* [Dataset extract]
»»
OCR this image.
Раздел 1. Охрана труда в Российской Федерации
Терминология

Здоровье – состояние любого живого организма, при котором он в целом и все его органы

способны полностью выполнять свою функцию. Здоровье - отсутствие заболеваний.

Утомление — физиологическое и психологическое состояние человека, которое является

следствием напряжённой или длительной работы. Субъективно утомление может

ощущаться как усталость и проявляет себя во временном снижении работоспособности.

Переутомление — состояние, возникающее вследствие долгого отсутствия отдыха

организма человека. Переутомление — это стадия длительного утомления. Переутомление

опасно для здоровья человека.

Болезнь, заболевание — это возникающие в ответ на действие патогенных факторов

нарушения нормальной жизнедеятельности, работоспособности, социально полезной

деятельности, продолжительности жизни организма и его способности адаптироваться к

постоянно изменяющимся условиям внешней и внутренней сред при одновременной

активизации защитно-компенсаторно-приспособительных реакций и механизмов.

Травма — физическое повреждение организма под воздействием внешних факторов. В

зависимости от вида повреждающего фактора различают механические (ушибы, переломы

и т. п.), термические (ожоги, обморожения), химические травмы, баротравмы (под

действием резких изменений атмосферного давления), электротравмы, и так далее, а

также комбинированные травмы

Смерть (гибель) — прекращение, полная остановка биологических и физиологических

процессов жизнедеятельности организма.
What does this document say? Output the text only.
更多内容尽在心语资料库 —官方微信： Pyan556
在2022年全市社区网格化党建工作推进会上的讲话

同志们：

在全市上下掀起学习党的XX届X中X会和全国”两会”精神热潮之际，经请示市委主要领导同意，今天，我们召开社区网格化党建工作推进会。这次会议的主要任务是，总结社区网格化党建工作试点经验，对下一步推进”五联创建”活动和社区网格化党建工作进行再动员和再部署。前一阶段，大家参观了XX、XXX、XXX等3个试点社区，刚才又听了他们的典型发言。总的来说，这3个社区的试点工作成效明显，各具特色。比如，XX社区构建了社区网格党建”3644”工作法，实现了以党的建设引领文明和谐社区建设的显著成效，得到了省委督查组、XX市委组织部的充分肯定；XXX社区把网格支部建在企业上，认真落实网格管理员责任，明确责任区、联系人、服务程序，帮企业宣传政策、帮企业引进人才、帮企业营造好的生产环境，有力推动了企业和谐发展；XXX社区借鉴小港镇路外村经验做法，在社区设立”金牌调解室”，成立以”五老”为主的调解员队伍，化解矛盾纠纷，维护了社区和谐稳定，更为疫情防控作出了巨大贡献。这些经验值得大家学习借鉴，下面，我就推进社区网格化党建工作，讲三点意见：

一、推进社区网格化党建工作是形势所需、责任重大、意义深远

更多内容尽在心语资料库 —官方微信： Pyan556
««
* [The exercise]
From the listing above, copy every line that includes the word "человека".

* [Exercise output]
Утомление — физиологическое и психологическое состояние человека, которое является
организма человека. Переутомление — это стадия длительного утомления. Переутомление
опасно для здоровья человека.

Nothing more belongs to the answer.